(Data extracted from a collection)
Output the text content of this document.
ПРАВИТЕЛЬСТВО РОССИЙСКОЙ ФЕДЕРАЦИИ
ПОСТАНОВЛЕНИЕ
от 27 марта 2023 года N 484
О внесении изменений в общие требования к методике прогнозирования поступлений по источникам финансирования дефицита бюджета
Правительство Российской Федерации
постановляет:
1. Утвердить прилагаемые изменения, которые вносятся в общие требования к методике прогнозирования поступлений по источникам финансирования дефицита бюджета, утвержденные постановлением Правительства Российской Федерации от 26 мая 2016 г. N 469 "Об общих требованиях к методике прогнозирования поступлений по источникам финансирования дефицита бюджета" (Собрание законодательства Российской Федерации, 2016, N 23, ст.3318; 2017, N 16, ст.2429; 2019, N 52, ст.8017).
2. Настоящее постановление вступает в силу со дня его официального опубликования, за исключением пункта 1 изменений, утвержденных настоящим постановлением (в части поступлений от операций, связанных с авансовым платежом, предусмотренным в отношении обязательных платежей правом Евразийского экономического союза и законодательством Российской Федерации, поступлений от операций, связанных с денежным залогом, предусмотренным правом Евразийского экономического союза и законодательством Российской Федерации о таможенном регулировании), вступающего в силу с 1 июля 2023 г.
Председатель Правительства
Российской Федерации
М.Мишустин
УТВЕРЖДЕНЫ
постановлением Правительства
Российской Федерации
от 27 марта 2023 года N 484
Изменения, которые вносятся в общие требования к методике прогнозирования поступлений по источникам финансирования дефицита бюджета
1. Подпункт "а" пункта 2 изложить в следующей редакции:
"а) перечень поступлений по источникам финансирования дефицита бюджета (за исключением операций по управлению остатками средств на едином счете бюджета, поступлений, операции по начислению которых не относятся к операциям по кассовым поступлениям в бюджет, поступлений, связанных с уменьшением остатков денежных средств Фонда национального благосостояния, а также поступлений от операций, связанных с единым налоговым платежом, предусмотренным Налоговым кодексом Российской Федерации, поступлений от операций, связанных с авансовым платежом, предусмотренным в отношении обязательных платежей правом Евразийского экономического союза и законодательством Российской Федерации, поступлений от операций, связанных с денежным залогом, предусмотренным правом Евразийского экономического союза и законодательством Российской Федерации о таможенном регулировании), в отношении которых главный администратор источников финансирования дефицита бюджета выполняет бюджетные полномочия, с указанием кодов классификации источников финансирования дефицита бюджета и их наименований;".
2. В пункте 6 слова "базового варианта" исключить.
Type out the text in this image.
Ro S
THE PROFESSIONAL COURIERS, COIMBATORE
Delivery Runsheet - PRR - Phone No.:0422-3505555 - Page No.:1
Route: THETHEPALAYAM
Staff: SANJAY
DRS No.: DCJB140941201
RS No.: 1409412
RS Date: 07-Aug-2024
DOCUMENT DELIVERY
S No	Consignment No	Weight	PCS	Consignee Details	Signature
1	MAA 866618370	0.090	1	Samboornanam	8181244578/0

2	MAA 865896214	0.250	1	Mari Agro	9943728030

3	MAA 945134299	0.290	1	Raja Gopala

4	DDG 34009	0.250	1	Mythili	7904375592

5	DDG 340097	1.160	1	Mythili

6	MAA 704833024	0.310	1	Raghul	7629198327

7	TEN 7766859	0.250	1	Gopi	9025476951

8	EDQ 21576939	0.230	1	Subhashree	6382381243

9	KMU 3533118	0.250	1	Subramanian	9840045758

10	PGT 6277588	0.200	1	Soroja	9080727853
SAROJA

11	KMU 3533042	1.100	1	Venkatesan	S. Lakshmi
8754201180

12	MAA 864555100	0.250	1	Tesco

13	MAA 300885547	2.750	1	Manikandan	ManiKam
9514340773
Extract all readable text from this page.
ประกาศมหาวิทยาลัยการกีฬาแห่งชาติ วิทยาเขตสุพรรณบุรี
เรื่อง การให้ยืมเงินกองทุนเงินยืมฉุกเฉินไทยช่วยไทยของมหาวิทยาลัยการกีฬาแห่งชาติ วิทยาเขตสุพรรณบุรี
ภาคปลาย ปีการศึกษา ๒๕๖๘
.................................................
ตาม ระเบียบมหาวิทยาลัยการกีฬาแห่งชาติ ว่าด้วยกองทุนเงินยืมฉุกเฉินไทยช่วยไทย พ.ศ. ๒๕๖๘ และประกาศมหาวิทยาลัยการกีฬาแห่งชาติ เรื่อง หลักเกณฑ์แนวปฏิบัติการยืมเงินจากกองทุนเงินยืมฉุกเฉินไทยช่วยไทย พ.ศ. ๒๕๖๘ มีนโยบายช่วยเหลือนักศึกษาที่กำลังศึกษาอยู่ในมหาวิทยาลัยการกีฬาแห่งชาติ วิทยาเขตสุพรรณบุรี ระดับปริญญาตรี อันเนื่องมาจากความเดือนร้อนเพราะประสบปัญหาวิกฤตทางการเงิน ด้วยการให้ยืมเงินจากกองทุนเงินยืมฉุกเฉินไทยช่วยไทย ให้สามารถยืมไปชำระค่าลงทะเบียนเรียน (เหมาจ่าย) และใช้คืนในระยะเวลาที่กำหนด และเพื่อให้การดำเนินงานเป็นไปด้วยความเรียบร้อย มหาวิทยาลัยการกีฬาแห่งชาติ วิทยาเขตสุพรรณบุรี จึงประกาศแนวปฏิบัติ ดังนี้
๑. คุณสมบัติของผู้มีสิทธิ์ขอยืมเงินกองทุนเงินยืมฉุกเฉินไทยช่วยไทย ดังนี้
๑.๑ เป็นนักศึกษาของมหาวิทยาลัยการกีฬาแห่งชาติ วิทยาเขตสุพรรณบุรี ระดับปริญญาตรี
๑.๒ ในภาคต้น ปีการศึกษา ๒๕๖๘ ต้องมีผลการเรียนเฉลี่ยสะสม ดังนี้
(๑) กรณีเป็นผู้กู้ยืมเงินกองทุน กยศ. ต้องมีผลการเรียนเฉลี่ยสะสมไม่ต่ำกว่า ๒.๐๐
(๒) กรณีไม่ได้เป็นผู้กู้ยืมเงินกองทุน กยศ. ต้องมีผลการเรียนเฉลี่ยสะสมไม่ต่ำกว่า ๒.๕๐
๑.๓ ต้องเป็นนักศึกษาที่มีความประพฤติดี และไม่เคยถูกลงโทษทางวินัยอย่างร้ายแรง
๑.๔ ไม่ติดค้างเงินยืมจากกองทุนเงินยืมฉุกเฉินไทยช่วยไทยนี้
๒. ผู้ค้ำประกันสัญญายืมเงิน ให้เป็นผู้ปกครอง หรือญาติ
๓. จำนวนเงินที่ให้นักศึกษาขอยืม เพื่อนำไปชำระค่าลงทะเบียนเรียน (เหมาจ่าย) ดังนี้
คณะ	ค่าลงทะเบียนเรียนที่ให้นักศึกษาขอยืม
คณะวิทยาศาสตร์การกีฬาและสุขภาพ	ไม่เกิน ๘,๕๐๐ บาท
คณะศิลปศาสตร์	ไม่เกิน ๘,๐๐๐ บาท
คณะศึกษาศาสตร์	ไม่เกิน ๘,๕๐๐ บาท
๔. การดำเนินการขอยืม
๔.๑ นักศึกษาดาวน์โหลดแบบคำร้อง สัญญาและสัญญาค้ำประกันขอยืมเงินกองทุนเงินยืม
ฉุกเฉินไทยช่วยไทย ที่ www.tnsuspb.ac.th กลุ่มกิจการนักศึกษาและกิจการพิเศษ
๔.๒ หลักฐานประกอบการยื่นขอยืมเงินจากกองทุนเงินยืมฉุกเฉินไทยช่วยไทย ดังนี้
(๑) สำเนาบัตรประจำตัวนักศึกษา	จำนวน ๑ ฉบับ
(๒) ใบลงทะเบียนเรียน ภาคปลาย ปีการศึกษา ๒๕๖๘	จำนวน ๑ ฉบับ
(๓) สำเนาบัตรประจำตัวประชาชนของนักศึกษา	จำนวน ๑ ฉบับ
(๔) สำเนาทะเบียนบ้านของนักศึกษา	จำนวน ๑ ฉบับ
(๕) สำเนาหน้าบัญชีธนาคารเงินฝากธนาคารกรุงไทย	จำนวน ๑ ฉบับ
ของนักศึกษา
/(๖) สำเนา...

▸ Aim of the task:
Extract every line containing the string "นจากกองท" from the material.

▸ The reply:
ตาม ระเบียบมหาวิทยาลัยการกีฬาแห่งชาติ ว่าด้วยกองทุนเงินยืมฉุกเฉินไทยช่วยไทย พ.ศ. ๒๕๖๘ และประกาศมหาวิทยาลัยการกีฬาแห่งชาติ เรื่อง หลักเกณฑ์แนวปฏิบัติการยืมเงินจากกองทุนเงินยืมฉุกเฉินไทยช่วยไทย พ.ศ. ๒๕๖๘ มีนโยบายช่วยเหลือนักศึกษาที่กำลังศึกษาอยู่ในมหาวิทยาลัยการกีฬาแห่งชาติ วิทยาเขตสุพรรณบุรี ระดับปริญญาตรี อันเนื่องมาจากความเดือนร้อนเพราะประสบปัญหาวิกฤตทางการเงิน ด้วยการให้ยืมเงินจากกองทุนเงินยืมฉุกเฉินไทยช่วยไทย ให้สามารถยืมไปชำระค่าลงทะเบียนเรียน (เหมาจ่าย) และใช้คืนในระยะเวลาที่กำหนด และเพื่อให้การดำเนินงานเป็นไปด้วยความเรียบร้อย มหาวิทยาลัยการกีฬาแห่งชาติ วิทยาเขตสุพรรณบุรี จึงประกาศแนวปฏิบัติ ดังนี้
๔.๒ หลักฐานประกอบการยื่นขอยืมเงินจากกองทุนเงินยืมฉุกเฉินไทยช่วยไทย ดังนี้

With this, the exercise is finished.